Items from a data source
────────────────────
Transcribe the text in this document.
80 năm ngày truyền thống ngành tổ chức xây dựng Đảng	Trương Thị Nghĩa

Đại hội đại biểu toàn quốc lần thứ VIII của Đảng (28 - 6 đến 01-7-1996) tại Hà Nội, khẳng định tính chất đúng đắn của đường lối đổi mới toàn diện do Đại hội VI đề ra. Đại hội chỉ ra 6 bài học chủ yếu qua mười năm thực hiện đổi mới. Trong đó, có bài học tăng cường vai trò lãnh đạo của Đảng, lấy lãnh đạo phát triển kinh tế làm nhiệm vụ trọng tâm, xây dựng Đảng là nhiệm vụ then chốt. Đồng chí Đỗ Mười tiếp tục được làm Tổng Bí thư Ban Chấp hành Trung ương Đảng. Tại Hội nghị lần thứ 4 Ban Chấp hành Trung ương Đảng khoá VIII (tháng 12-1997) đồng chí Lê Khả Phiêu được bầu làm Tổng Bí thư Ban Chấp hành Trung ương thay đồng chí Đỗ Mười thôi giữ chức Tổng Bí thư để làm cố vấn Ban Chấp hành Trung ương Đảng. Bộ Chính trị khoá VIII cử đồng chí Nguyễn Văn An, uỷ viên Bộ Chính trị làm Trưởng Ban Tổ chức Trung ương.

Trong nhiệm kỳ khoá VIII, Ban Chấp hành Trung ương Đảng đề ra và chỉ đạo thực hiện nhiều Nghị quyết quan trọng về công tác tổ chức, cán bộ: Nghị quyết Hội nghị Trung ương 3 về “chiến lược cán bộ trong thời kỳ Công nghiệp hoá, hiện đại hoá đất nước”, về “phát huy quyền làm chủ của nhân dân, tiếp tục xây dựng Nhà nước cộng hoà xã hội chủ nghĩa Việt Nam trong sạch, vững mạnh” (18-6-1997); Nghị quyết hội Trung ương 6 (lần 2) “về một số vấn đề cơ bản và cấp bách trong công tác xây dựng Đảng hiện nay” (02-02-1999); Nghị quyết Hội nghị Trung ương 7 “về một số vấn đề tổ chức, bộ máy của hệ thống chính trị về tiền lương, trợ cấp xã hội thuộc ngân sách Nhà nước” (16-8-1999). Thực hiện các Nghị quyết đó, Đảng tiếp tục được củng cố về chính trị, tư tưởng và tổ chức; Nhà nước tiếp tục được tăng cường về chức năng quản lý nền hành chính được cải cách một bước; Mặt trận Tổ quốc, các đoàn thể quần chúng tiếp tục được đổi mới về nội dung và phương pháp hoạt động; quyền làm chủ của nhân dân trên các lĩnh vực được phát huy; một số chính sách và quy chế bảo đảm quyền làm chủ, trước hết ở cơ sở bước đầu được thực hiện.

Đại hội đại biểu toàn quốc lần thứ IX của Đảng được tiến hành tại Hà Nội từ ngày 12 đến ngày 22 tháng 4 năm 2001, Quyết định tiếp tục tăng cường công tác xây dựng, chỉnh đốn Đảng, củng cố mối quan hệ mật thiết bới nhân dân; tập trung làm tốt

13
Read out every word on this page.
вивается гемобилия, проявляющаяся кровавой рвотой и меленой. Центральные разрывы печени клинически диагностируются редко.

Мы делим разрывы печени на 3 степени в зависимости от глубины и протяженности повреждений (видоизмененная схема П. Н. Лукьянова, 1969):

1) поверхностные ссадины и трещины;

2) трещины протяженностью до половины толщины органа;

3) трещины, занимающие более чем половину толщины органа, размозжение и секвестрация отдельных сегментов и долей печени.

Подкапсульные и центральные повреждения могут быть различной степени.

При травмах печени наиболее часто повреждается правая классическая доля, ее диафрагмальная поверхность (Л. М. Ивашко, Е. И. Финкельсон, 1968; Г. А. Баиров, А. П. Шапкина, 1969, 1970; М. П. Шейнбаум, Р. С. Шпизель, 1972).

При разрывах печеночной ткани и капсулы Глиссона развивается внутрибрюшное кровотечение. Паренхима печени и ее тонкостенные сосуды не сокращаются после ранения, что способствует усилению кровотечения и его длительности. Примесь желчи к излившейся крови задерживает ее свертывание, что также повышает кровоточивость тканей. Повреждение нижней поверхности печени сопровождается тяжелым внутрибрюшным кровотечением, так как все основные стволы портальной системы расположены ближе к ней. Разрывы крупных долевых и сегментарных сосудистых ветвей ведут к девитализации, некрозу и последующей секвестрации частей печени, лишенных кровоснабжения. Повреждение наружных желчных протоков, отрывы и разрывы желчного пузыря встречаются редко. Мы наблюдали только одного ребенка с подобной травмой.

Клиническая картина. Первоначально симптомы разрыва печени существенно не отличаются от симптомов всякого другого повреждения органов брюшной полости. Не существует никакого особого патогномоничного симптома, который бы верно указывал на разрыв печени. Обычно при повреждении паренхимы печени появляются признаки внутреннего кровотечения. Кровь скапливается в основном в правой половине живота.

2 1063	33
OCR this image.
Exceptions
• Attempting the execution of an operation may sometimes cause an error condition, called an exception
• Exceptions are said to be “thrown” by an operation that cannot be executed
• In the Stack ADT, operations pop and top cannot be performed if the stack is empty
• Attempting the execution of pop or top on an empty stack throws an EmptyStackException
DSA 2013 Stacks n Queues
────────────────────
* Work required *
Pull every line containing "Exceptions" out of the records.

* Task answer *
Exceptions
• Exceptions are said to be “thrown” by an operation that cannot be executed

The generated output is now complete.